INFORMATION SUPPLIED:
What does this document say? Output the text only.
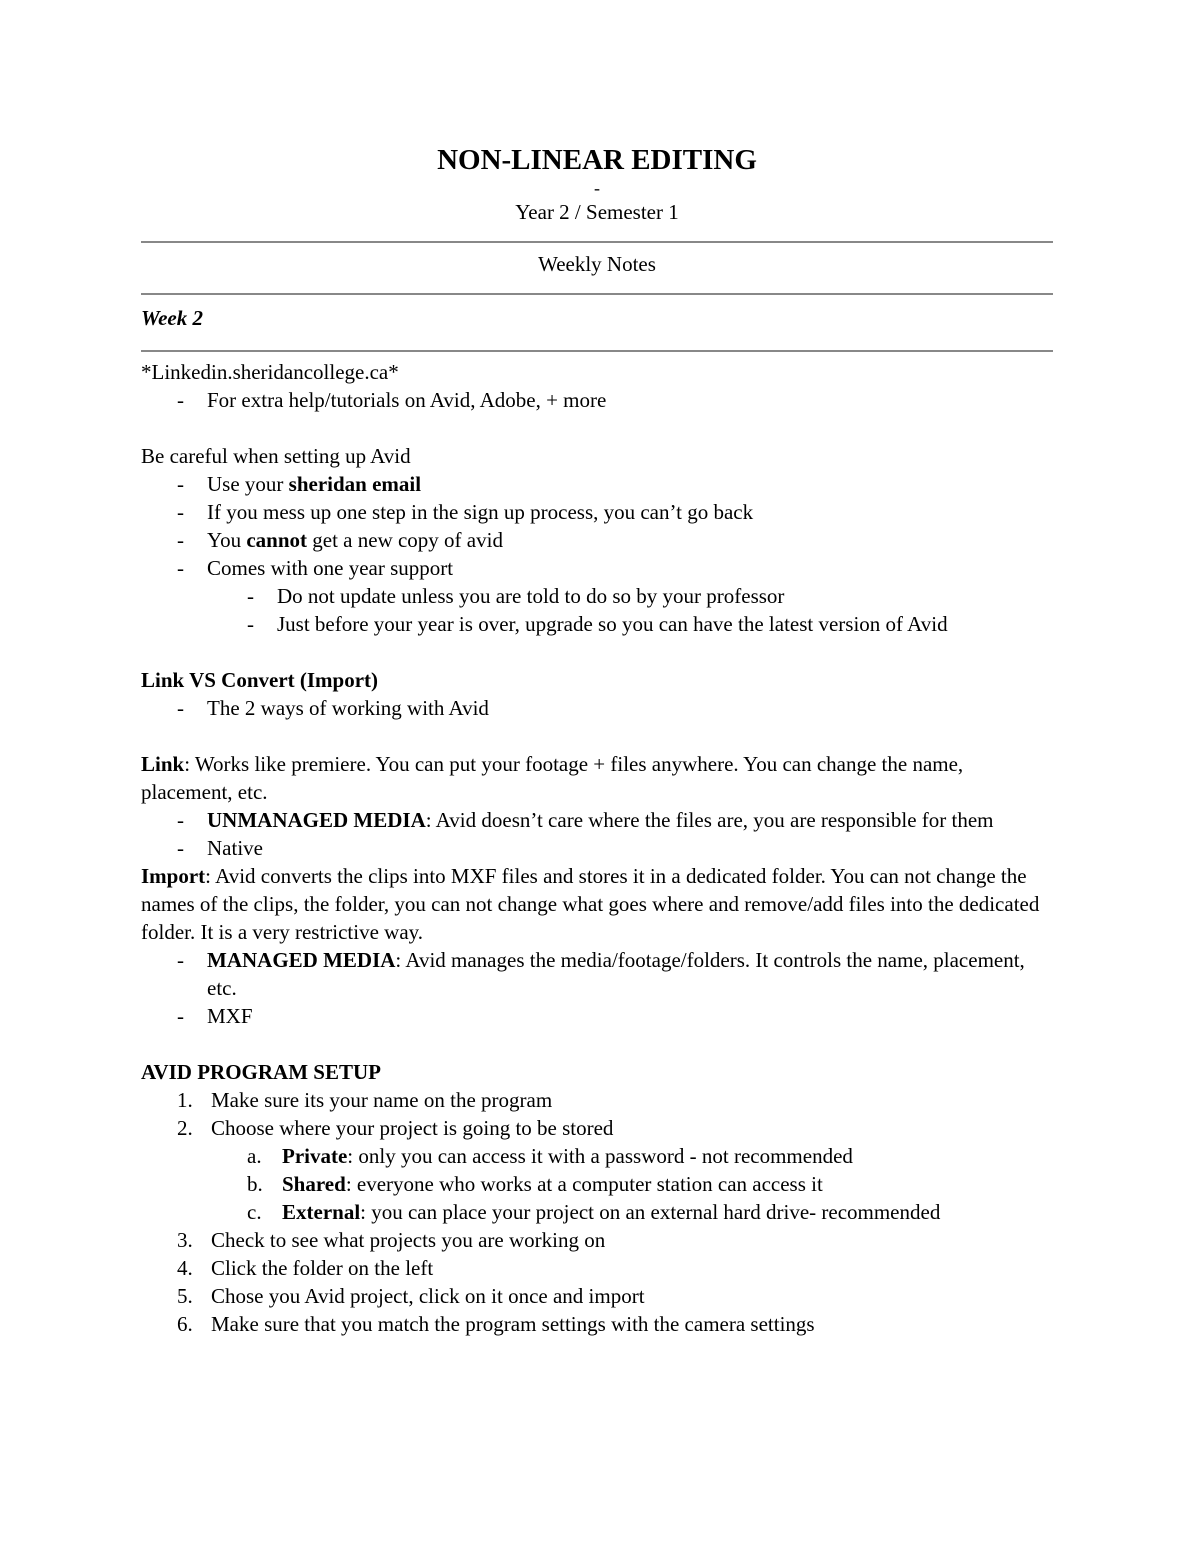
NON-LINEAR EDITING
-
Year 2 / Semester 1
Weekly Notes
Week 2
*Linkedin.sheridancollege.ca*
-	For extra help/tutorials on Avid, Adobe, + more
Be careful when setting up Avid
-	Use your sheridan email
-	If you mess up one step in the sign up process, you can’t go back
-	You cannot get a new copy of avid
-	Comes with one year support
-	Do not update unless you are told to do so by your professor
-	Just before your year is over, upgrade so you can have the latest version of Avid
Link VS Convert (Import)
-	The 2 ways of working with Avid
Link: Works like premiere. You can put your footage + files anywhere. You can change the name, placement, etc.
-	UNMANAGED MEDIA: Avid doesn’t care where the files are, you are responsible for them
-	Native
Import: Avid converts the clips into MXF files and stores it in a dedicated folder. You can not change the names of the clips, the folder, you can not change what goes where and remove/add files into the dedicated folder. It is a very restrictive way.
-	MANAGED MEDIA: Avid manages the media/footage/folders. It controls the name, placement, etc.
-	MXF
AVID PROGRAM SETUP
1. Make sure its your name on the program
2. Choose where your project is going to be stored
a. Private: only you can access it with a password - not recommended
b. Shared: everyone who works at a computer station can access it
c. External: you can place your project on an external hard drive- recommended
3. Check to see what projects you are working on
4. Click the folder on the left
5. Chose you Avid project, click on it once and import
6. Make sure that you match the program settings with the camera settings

* * *

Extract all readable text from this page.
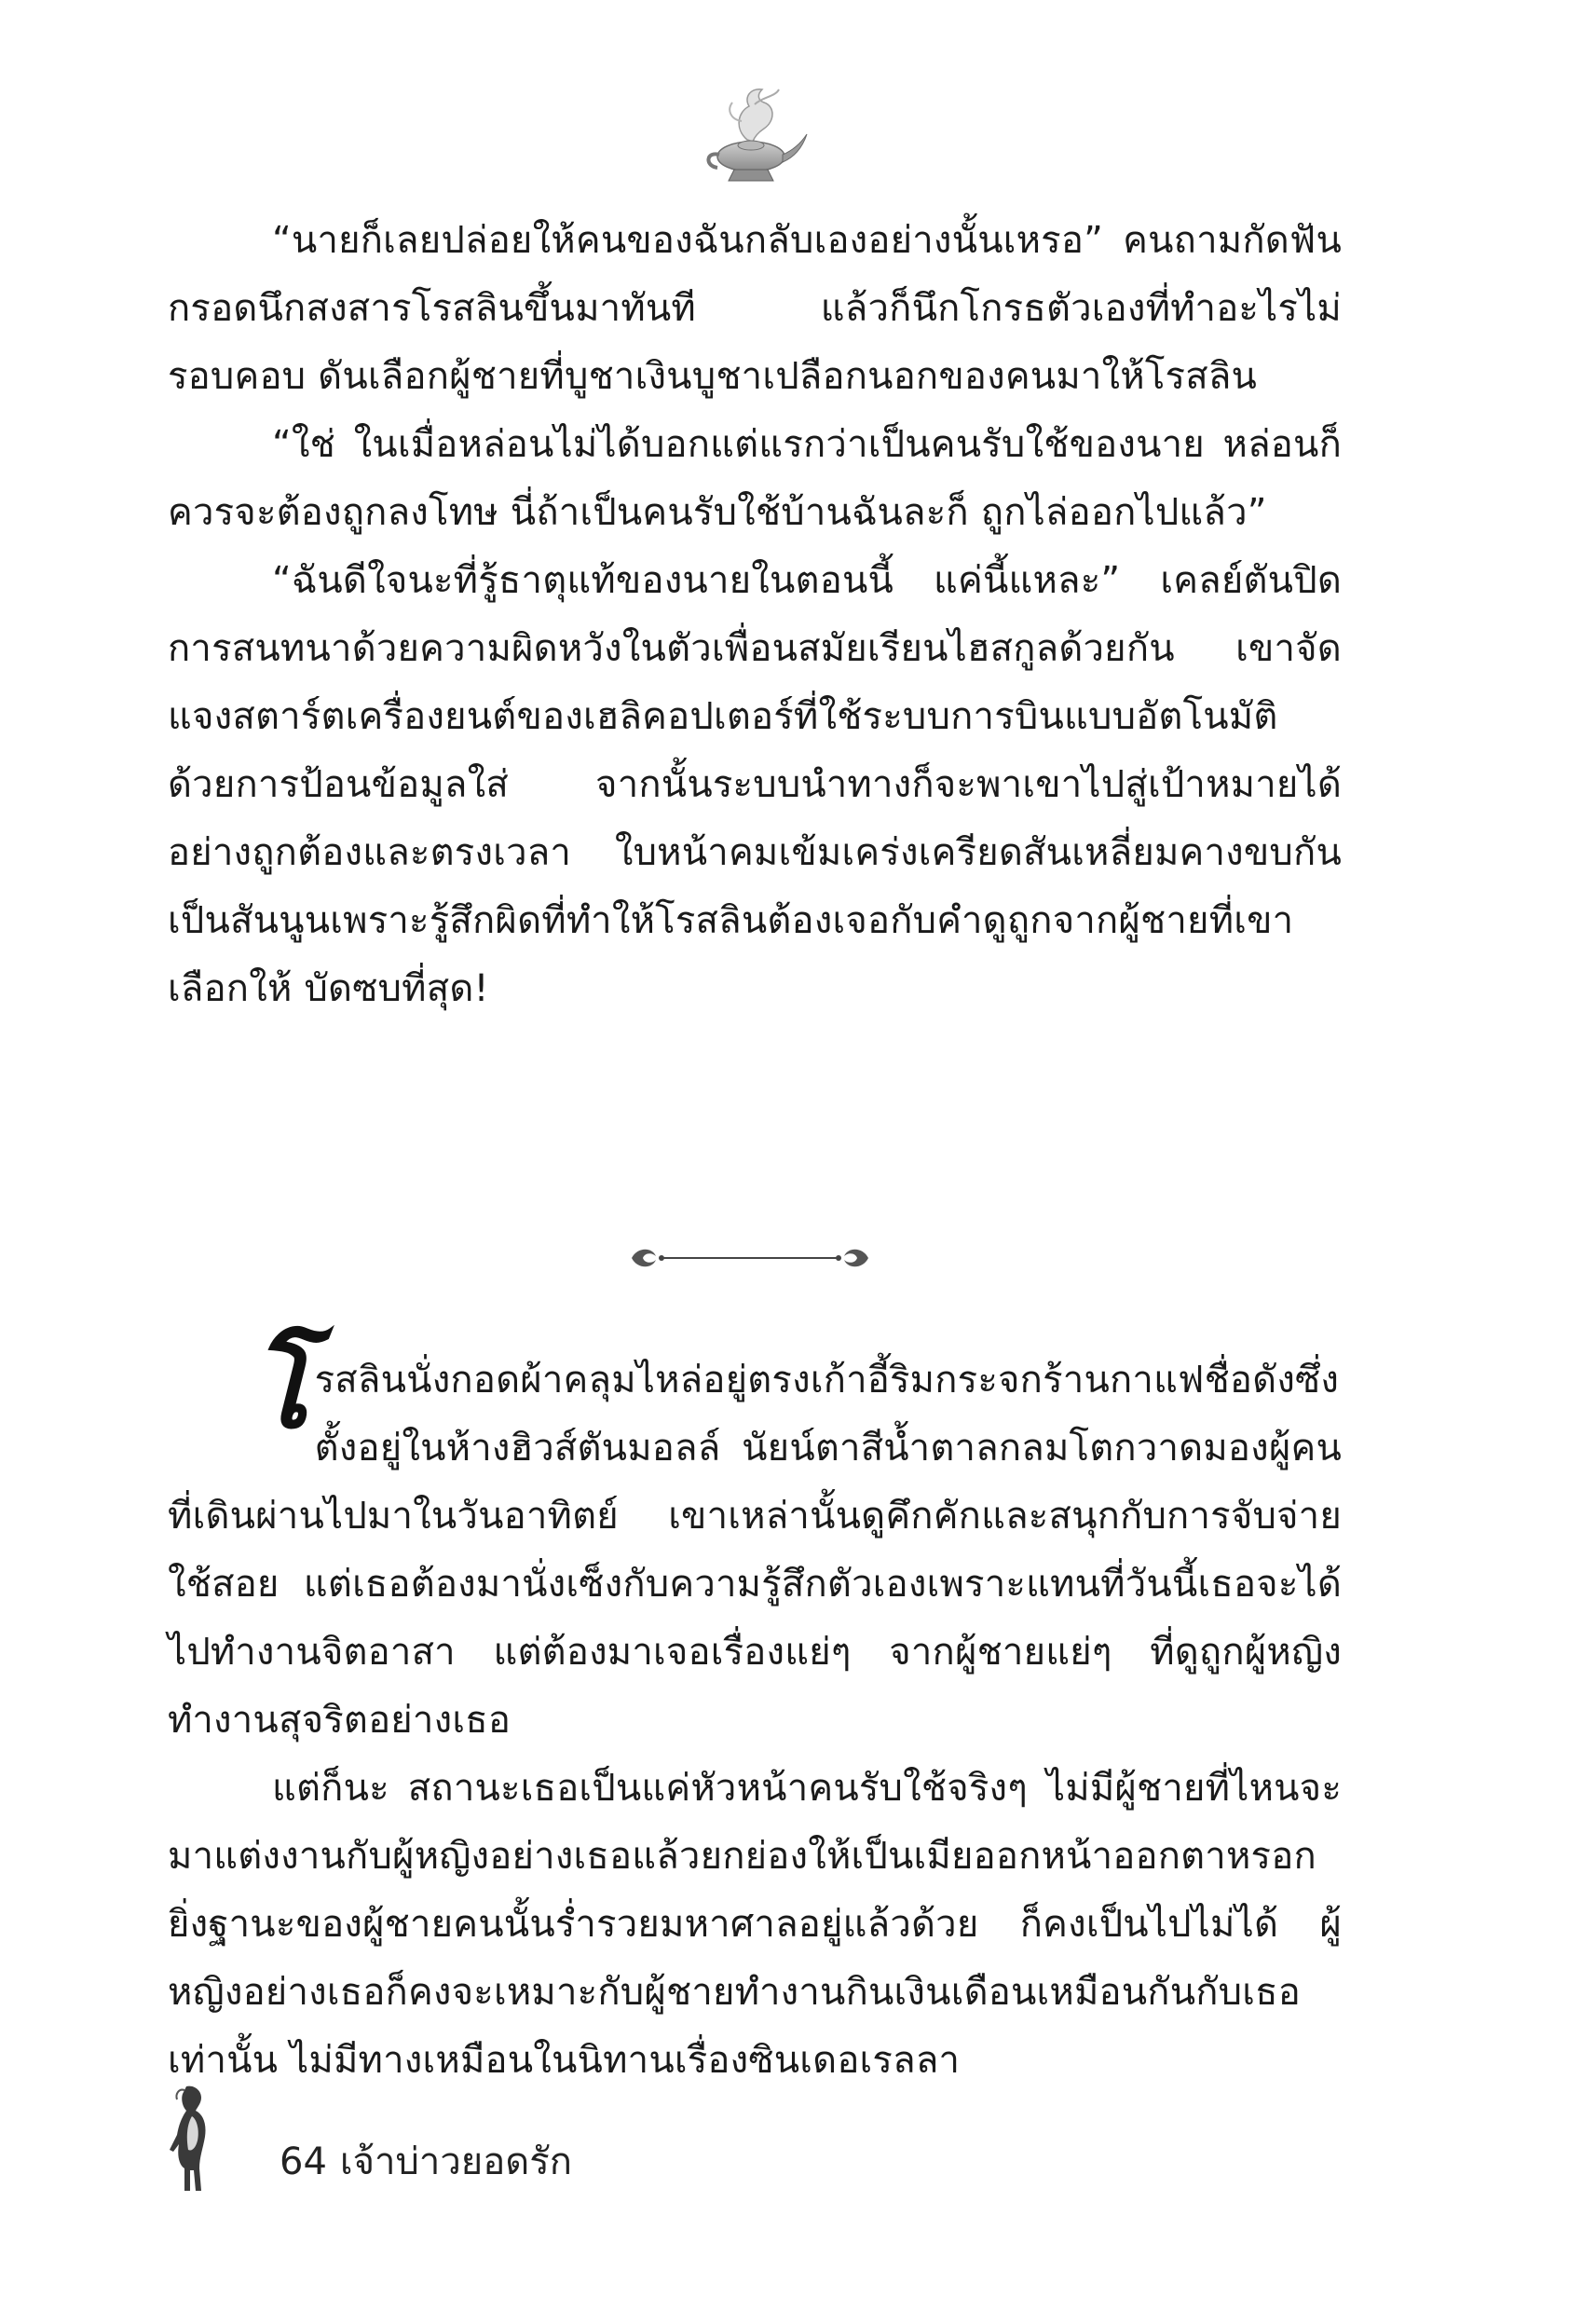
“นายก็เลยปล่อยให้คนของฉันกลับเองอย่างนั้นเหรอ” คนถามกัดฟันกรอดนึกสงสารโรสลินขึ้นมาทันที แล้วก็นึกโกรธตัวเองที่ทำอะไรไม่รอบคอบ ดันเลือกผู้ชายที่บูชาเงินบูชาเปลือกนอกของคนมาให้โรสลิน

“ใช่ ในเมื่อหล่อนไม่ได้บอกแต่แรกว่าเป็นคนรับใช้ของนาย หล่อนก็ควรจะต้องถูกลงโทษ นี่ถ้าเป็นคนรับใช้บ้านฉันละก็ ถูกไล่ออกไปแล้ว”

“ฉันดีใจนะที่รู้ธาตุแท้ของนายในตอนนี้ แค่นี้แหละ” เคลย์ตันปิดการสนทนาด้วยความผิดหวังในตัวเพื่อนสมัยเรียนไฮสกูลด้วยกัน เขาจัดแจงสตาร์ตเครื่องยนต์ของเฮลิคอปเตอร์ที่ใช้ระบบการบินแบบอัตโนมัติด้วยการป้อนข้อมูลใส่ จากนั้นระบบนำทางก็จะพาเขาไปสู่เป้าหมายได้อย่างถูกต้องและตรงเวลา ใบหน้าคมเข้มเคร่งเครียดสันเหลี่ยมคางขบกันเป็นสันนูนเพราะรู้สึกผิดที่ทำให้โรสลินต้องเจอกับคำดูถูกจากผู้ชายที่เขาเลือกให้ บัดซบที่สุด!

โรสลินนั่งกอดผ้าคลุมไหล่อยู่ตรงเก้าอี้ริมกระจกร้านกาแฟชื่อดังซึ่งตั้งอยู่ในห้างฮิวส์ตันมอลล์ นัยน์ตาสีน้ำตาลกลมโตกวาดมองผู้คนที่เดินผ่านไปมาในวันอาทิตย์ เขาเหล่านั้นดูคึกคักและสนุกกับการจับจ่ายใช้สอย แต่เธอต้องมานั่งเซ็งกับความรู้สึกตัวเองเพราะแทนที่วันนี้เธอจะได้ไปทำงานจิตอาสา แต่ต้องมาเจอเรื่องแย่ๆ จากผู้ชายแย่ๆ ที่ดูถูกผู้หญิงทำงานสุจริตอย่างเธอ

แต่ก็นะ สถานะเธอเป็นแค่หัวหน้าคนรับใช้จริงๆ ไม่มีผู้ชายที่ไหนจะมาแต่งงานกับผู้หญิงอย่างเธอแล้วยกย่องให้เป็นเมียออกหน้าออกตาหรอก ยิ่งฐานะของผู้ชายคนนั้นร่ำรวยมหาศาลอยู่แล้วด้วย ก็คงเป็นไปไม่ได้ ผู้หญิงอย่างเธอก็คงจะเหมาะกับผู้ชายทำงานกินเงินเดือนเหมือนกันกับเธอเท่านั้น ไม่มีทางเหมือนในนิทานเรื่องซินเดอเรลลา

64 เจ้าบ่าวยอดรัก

REQUIRED WORK: Look through the lines above and collect those with the word "this".

FULL OUTPUT:
What does this document say? Output the text only.
Extract all readable text from this page.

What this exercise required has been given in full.